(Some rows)
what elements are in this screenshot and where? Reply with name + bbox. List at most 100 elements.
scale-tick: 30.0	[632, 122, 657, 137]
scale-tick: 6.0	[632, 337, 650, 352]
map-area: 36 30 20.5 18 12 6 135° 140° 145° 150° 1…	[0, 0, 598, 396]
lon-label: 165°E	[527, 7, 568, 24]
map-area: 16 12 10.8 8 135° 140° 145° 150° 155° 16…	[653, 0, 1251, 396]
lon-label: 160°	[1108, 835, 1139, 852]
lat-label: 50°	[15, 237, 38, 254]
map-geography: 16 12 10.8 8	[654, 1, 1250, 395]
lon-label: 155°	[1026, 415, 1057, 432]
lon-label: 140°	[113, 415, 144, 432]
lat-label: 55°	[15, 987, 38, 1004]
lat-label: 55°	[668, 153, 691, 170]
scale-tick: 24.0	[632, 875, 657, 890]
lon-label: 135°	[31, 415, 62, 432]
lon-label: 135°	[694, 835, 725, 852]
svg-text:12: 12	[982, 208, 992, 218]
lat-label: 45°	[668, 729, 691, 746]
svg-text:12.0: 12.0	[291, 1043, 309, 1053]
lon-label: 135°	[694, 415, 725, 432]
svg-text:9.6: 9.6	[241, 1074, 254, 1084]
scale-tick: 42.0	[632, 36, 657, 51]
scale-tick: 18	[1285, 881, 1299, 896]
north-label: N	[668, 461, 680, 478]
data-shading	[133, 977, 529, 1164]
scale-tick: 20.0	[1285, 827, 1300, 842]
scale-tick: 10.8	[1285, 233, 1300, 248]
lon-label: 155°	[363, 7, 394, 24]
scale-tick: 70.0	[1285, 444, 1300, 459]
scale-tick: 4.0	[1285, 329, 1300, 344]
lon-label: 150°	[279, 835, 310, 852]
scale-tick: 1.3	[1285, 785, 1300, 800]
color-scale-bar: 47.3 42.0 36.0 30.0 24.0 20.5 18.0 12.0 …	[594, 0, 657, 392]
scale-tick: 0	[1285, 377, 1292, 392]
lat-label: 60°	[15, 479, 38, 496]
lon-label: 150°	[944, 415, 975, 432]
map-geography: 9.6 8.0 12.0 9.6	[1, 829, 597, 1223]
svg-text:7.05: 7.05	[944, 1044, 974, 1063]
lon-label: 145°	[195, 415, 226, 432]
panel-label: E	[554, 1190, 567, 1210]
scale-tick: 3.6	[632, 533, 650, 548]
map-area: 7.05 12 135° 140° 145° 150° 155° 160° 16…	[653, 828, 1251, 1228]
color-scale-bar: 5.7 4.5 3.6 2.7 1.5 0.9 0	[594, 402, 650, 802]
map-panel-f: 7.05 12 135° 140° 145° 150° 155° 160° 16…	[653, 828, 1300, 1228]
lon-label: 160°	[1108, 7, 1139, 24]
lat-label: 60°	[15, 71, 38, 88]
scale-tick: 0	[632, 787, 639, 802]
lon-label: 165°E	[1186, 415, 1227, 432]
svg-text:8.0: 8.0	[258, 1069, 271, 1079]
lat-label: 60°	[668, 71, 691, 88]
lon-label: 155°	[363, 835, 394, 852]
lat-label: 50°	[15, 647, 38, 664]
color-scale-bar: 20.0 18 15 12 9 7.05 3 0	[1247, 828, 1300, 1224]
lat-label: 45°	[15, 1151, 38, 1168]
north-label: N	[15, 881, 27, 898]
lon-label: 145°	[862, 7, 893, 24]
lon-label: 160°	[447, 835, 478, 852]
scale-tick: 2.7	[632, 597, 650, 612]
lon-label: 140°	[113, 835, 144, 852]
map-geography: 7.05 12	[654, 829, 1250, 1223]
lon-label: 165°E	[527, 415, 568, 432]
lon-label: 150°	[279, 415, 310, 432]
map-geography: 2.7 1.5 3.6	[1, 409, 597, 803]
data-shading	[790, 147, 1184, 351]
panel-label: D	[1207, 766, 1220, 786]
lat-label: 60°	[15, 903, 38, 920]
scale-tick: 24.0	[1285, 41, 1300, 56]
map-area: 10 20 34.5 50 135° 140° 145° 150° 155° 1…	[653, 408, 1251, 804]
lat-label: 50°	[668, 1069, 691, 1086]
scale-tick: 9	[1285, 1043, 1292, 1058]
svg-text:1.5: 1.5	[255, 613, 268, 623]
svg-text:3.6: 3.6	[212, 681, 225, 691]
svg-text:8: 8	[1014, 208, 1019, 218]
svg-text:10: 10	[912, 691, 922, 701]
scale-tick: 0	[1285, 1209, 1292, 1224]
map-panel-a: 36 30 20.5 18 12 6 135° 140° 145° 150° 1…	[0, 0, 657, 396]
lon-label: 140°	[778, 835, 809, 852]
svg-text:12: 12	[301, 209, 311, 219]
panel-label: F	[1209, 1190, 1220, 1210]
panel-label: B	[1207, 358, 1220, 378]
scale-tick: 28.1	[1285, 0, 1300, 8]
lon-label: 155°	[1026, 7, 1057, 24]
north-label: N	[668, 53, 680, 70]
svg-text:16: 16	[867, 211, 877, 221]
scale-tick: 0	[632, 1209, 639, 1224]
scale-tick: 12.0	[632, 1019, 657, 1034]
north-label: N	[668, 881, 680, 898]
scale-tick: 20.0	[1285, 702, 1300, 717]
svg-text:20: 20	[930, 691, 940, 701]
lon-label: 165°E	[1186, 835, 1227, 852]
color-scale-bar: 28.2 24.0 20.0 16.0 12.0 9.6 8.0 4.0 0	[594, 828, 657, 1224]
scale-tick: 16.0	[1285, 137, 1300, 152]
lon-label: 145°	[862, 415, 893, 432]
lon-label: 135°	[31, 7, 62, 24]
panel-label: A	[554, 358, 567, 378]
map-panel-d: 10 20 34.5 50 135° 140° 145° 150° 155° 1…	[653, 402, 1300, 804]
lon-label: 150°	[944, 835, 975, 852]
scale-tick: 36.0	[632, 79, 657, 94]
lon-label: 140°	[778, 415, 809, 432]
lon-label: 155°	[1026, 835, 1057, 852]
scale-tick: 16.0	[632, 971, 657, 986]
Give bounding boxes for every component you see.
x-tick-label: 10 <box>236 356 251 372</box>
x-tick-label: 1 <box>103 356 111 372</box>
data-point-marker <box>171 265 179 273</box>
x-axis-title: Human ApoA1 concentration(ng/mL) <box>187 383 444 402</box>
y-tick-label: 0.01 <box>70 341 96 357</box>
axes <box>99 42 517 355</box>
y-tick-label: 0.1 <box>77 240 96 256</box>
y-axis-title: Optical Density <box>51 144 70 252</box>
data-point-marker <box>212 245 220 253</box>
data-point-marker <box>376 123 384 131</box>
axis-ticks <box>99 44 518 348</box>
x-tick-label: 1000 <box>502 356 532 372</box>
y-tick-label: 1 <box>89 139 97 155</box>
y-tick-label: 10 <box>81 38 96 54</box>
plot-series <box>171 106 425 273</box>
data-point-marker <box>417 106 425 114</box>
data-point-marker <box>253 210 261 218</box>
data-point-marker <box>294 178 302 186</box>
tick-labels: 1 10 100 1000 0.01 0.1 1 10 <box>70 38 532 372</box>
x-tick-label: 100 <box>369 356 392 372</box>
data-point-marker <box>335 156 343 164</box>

**Your objective:** Extract every line from all of the rows above and reproduce each one verbatim.

**Complete output:**
what elements are in this screenshot and where? Reply with name + bbox. List at most 100 elements.
scale-tick: 30.0	[632, 122, 657, 137]
scale-tick: 6.0	[632, 337, 650, 352]
map-area: 36 30 20.5 18 12 6 135° 140° 145° 150° 1…	[0, 0, 598, 396]
lon-label: 165°E	[527, 7, 568, 24]
map-area: 16 12 10.8 8 135° 140° 145° 150° 155° 16…	[653, 0, 1251, 396]
lon-label: 160°	[1108, 835, 1139, 852]
lat-label: 50°	[15, 237, 38, 254]
map-geography: 16 12 10.8 8	[654, 1, 1250, 395]
lon-label: 155°	[1026, 415, 1057, 432]
lon-label: 140°	[113, 415, 144, 432]
lat-label: 55°	[15, 987, 38, 1004]
lat-label: 55°	[668, 153, 691, 170]
scale-tick: 24.0	[632, 875, 657, 890]
lon-label: 135°	[31, 415, 62, 432]
lon-label: 135°	[694, 835, 725, 852]
svg-text:12: 12	[982, 208, 992, 218]
lat-label: 45°	[668, 729, 691, 746]
svg-text:12.0: 12.0	[291, 1043, 309, 1053]
lon-label: 135°	[694, 415, 725, 432]
svg-text:9.6: 9.6	[241, 1074, 254, 1084]
scale-tick: 42.0	[632, 36, 657, 51]
scale-tick: 18	[1285, 881, 1299, 896]
north-label: N	[668, 461, 680, 478]
data-shading	[133, 977, 529, 1164]
scale-tick: 20.0	[1285, 827, 1300, 842]
scale-tick: 10.8	[1285, 233, 1300, 248]
lon-label: 155°	[363, 7, 394, 24]
scale-tick: 70.0	[1285, 444, 1300, 459]
scale-tick: 4.0	[1285, 329, 1300, 344]
lon-label: 150°	[279, 835, 310, 852]
scale-tick: 1.3	[1285, 785, 1300, 800]
color-scale-bar: 47.3 42.0 36.0 30.0 24.0 20.5 18.0 12.0 …	[594, 0, 657, 392]
scale-tick: 0	[1285, 377, 1292, 392]
lat-label: 60°	[15, 479, 38, 496]
lon-label: 150°	[944, 415, 975, 432]
map-geography: 9.6 8.0 12.0 9.6	[1, 829, 597, 1223]
svg-text:7.05: 7.05	[944, 1044, 974, 1063]
lon-label: 145°	[195, 415, 226, 432]
panel-label: E	[554, 1190, 567, 1210]
scale-tick: 3.6	[632, 533, 650, 548]
map-area: 7.05 12 135° 140° 145° 150° 155° 160° 16…	[653, 828, 1251, 1228]
color-scale-bar: 5.7 4.5 3.6 2.7 1.5 0.9 0	[594, 402, 650, 802]
map-panel-f: 7.05 12 135° 140° 145° 150° 155° 160° 16…	[653, 828, 1300, 1228]
lon-label: 160°	[1108, 7, 1139, 24]
lat-label: 60°	[15, 71, 38, 88]
scale-tick: 0	[632, 787, 639, 802]
lon-label: 165°E	[1186, 415, 1227, 432]
svg-text:8.0: 8.0	[258, 1069, 271, 1079]
lat-label: 60°	[668, 71, 691, 88]
lon-label: 155°	[363, 835, 394, 852]
lat-label: 50°	[15, 647, 38, 664]
color-scale-bar: 20.0 18 15 12 9 7.05 3 0	[1247, 828, 1300, 1224]
lat-label: 45°	[15, 1151, 38, 1168]
north-label: N	[15, 881, 27, 898]
lon-label: 145°	[862, 7, 893, 24]
lon-label: 160°	[447, 835, 478, 852]
scale-tick: 2.7	[632, 597, 650, 612]
lon-label: 140°	[113, 835, 144, 852]
map-geography: 7.05 12	[654, 829, 1250, 1223]
lon-label: 165°E	[527, 415, 568, 432]
lon-label: 150°	[279, 415, 310, 432]
map-geography: 2.7 1.5 3.6	[1, 409, 597, 803]
data-shading	[790, 147, 1184, 351]
panel-label: D	[1207, 766, 1220, 786]
lat-label: 60°	[15, 903, 38, 920]
scale-tick: 24.0	[1285, 41, 1300, 56]
map-area: 10 20 34.5 50 135° 140° 145° 150° 155° 1…	[653, 408, 1251, 804]
lat-label: 50°	[668, 1069, 691, 1086]
scale-tick: 9	[1285, 1043, 1292, 1058]
svg-text:1.5: 1.5	[255, 613, 268, 623]
svg-text:3.6: 3.6	[212, 681, 225, 691]
svg-text:8: 8	[1014, 208, 1019, 218]
svg-text:10: 10	[912, 691, 922, 701]
scale-tick: 0	[1285, 1209, 1292, 1224]
map-panel-a: 36 30 20.5 18 12 6 135° 140° 145° 150° 1…	[0, 0, 657, 396]
lon-label: 140°	[778, 835, 809, 852]
svg-text:12: 12	[301, 209, 311, 219]
panel-label: F	[1209, 1190, 1220, 1210]
panel-label: B	[1207, 358, 1220, 378]
scale-tick: 28.1	[1285, 0, 1300, 8]
lon-label: 155°	[1026, 7, 1057, 24]
north-label: N	[668, 53, 680, 70]
svg-text:16: 16	[867, 211, 877, 221]
scale-tick: 0	[632, 1209, 639, 1224]
scale-tick: 12.0	[632, 1019, 657, 1034]
north-label: N	[668, 881, 680, 898]
scale-tick: 20.0	[1285, 702, 1300, 717]
svg-text:20: 20	[930, 691, 940, 701]
lon-label: 165°E	[1186, 835, 1227, 852]
color-scale-bar: 28.2 24.0 20.0 16.0 12.0 9.6 8.0 4.0 0	[594, 828, 657, 1224]
scale-tick: 16.0	[1285, 137, 1300, 152]
lon-label: 145°	[862, 415, 893, 432]
lon-label: 135°	[31, 7, 62, 24]
panel-label: A	[554, 358, 567, 378]
map-panel-d: 10 20 34.5 50 135° 140° 145° 150° 155° 1…	[653, 402, 1300, 804]
lon-label: 150°	[944, 835, 975, 852]
scale-tick: 36.0	[632, 79, 657, 94]
lon-label: 140°	[778, 415, 809, 432]
lon-label: 155°	[1026, 835, 1057, 852]
scale-tick: 16.0	[632, 971, 657, 986]
Give bounding boxes for every component you see.
x-tick-label: 10 <box>236 356 251 372</box>
x-tick-label: 1 <box>103 356 111 372</box>
data-point-marker <box>171 265 179 273</box>
x-axis-title: Human ApoA1 concentration(ng/mL) <box>187 383 444 402</box>
y-tick-label: 0.01 <box>70 341 96 357</box>
axes <box>99 42 517 355</box>
y-tick-label: 0.1 <box>77 240 96 256</box>
y-axis-title: Optical Density <box>51 144 70 252</box>
data-point-marker <box>212 245 220 253</box>
data-point-marker <box>376 123 384 131</box>
axis-ticks <box>99 44 518 348</box>
x-tick-label: 1000 <box>502 356 532 372</box>
y-tick-label: 1 <box>89 139 97 155</box>
y-tick-label: 10 <box>81 38 96 54</box>
plot-series <box>171 106 425 273</box>
data-point-marker <box>417 106 425 114</box>
data-point-marker <box>253 210 261 218</box>
data-point-marker <box>294 178 302 186</box>
tick-labels: 1 10 100 1000 0.01 0.1 1 10 <box>70 38 532 372</box>
x-tick-label: 100 <box>369 356 392 372</box>
data-point-marker <box>335 156 343 164</box>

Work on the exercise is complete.